* **QUOTED PASSAGE**

Option means a stock option that entitles the holder to purchase from the Company a stated number of shares of Common Stock on the terms and conditions prescribed by the Plan.
Participant means an Employee, including an Employee who is a member of the Board, who satisfies the requirements of Article V and who elects to receive an Option.
Plan means the Education Realty Trust, Inc. Employee Stock Purchase Plan.
ARTICLE II
STOCKHOLDER APPROVAL
2.01 | Stockholder Approval Required. |
This Plan must be approved by the stockholders of the Company within the period beginning twelve (12) months before and ending twelve (12) months after its adoption by the Board.
2.02 | Stockholder Approval for Certain Amendments. |
Without the approval of the stockholders of the Company, no amendment to this Plan shall (i) increase the number of shares of Common Stock reserved under the Plan, other than as provided in Article XI, (ii) alter the designation of corporations whose employees shall be permitted to participate in the Plan, except as permitted in Section 1.423-2(c)(4) of the Treasury Regulations, or (iii) alter the granting corporation or the stock available for purchase under the Plan. Approval by stockholders must occur within one (1) year of such amendment or such amendment shall be void ab initio, comply with applicable provisions of the corporate charter and bylaws of the Company, and comply with Maryland law prescribing the method and degree of stockholder approval required for issuance of corporate stock or options.

* **GIVEN REQUEST A**
List every term the stock purchase plan excerpt defines.
* **GIVEN REQUEST B**
According to the stock purchase plan excerpt, which state's law governs the method and degree of stockholder approval needed to issue corporate stock or options?
* **GIVEN REQUEST C**
Return the part of the stock purchase plan excerpt between "Option means a" and "by the Board.", inclusive.

Rows from a layout dataset:
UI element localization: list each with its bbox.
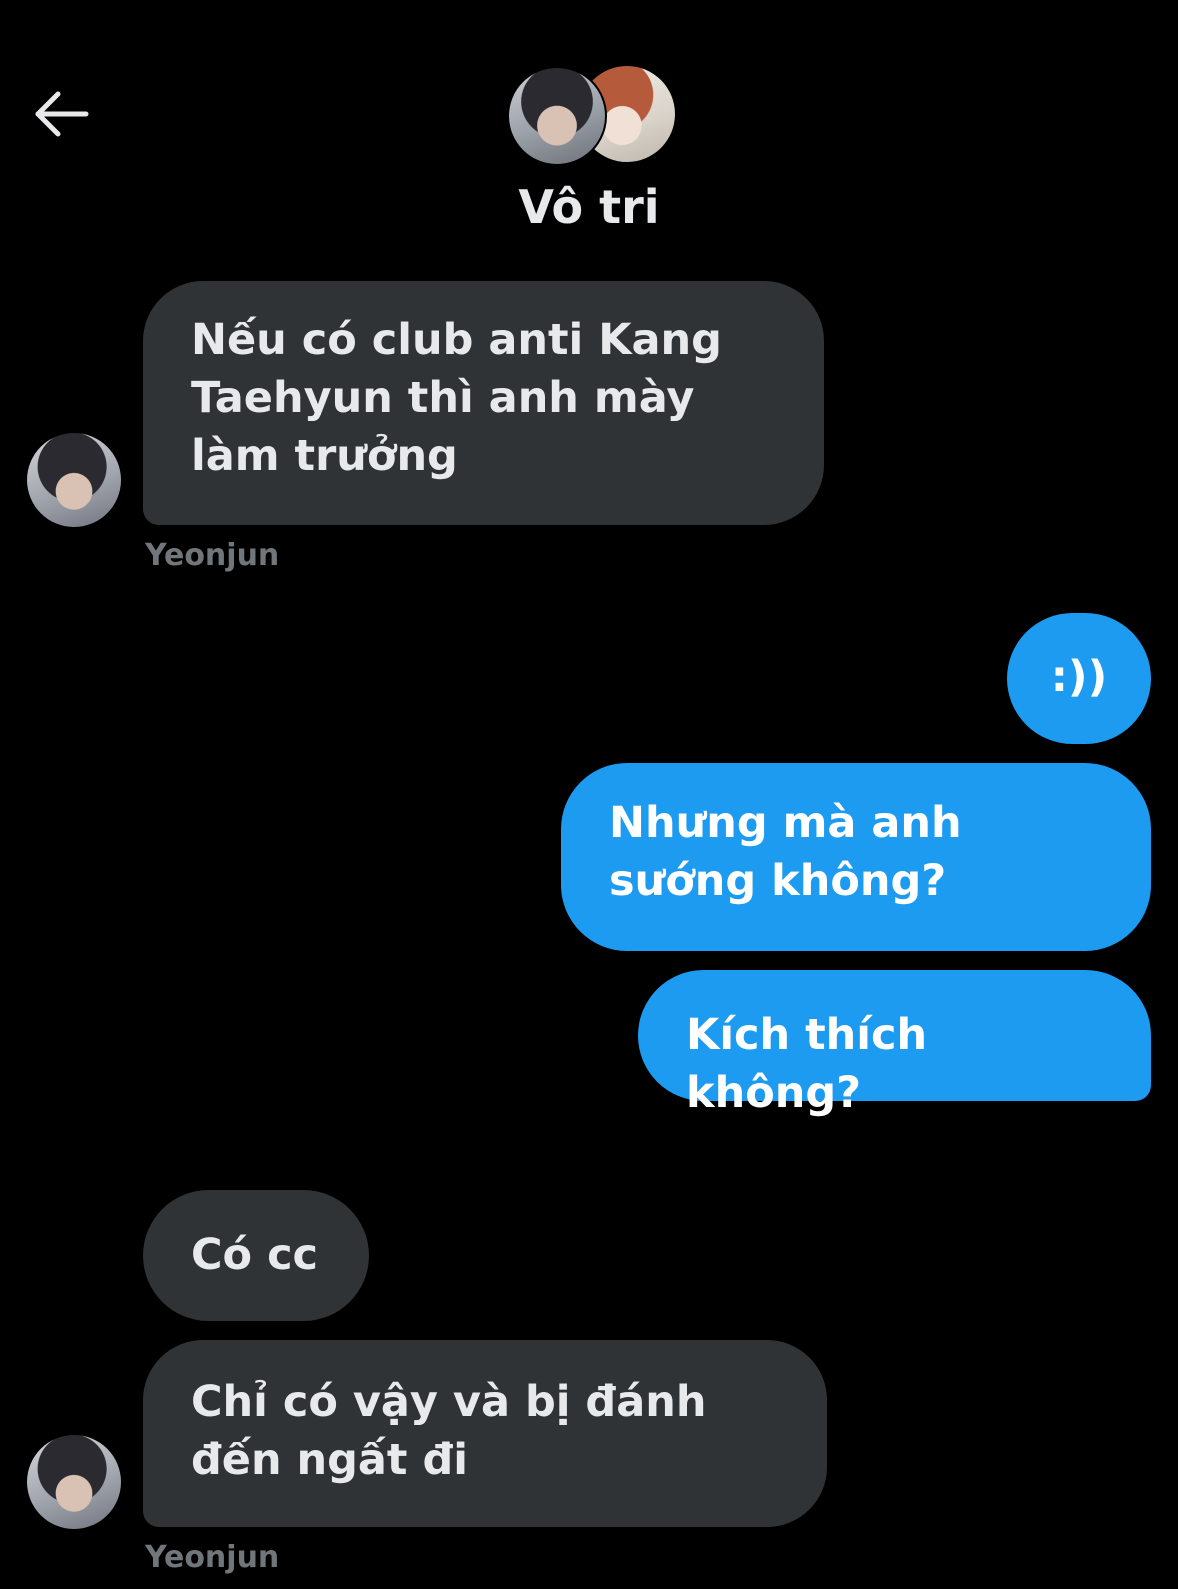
message-text: Nhưng mà anh sướng không? <box>609 798 962 906</box>
message-bubble[interactable]: :)) <box>1007 613 1151 744</box>
group-avatar-stack[interactable] <box>507 66 675 166</box>
message-bubble[interactable]: Kích thích không? <box>638 970 1151 1118</box>
group-member-avatar <box>507 66 607 166</box>
conversation-title[interactable]: Vô tri <box>0 180 1178 234</box>
message-text: Nếu có club anti Kang Taehyun thì anh mà… <box>191 315 722 481</box>
message-text: :)) <box>1050 652 1108 702</box>
message-bubble[interactable]: Có cc <box>143 1190 369 1321</box>
avatar[interactable] <box>27 1435 121 1529</box>
message-bubble[interactable]: Nếu có club anti Kang Taehyun thì anh mà… <box>143 281 824 525</box>
arrow-left-icon <box>35 91 89 137</box>
message-text: Có cc <box>191 1230 319 1280</box>
avatar[interactable] <box>27 433 121 527</box>
message-text: Kích thích không? <box>686 1010 928 1118</box>
message-bubble[interactable]: Chỉ có vậy và bị đánh đến ngất đi <box>143 1340 827 1527</box>
sender-name: Yeonjun <box>145 1540 280 1575</box>
sender-name: Yeonjun <box>145 538 280 573</box>
message-text: Chỉ có vậy và bị đánh đến ngất đi <box>191 1377 707 1485</box>
back-button[interactable] <box>30 86 92 142</box>
message-bubble[interactable]: Nhưng mà anh sướng không? <box>561 763 1151 951</box>
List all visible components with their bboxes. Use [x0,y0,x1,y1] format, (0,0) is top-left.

* **FINAL RESULT A**
Option, Participant, Plan

* **FINAL RESULT B**
Maryland law.

* **FINAL RESULT C**
Option means a stock option that entitles the holder to purchase from the Company a stated number of shares of Common Stock on the terms and conditions prescribed by the Plan.
Participant means an Employee, including an Employee who is a member of the Board, who satisfies the requirements of Article V and who elects to receive an Option.
Plan means the Education Realty Trust, Inc. Employee Stock Purchase Plan.
ARTICLE II
STOCKHOLDER APPROVAL
2.01 | Stockholder Approval Required. |
This Plan must be approved by the stockholders of the Company within the period beginning twelve (12) months before and ending twelve (12) months after its adoption by the Board.